● **Set task**: In the material below, find each line holding the string "Systoechus" and copy it.

(Data entries)
_ _ _

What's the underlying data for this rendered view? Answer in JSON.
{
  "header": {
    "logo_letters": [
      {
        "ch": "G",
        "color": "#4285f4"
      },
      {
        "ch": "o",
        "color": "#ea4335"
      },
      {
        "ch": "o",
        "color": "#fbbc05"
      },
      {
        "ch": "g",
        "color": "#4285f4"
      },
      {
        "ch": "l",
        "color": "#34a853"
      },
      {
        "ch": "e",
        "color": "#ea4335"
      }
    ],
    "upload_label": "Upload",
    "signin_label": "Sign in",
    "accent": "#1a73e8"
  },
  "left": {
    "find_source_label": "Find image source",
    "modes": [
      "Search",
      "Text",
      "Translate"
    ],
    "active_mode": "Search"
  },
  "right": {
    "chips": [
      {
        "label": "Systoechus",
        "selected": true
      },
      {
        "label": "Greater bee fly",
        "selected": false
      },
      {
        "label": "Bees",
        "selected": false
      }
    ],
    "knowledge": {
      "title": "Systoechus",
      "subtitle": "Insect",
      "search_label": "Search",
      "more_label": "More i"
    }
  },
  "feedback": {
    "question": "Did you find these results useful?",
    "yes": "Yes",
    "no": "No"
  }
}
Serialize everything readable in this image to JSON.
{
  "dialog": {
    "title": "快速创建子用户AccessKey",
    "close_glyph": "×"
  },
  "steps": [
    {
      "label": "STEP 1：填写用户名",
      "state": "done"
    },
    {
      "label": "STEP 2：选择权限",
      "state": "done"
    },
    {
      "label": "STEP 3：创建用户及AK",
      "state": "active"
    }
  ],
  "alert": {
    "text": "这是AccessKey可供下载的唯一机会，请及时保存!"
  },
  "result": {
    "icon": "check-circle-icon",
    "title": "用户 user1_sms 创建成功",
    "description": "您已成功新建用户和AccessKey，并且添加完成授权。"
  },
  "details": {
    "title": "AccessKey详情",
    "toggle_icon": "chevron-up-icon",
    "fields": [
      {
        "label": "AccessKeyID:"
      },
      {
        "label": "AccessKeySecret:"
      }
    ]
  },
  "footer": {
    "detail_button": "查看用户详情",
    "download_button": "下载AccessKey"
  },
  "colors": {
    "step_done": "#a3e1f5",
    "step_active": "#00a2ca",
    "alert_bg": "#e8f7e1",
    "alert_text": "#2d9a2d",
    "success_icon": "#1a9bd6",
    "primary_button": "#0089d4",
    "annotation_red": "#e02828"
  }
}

_ _ _

● **Final result**:
        "label": "Systoechus",
      "title": "Systoechus",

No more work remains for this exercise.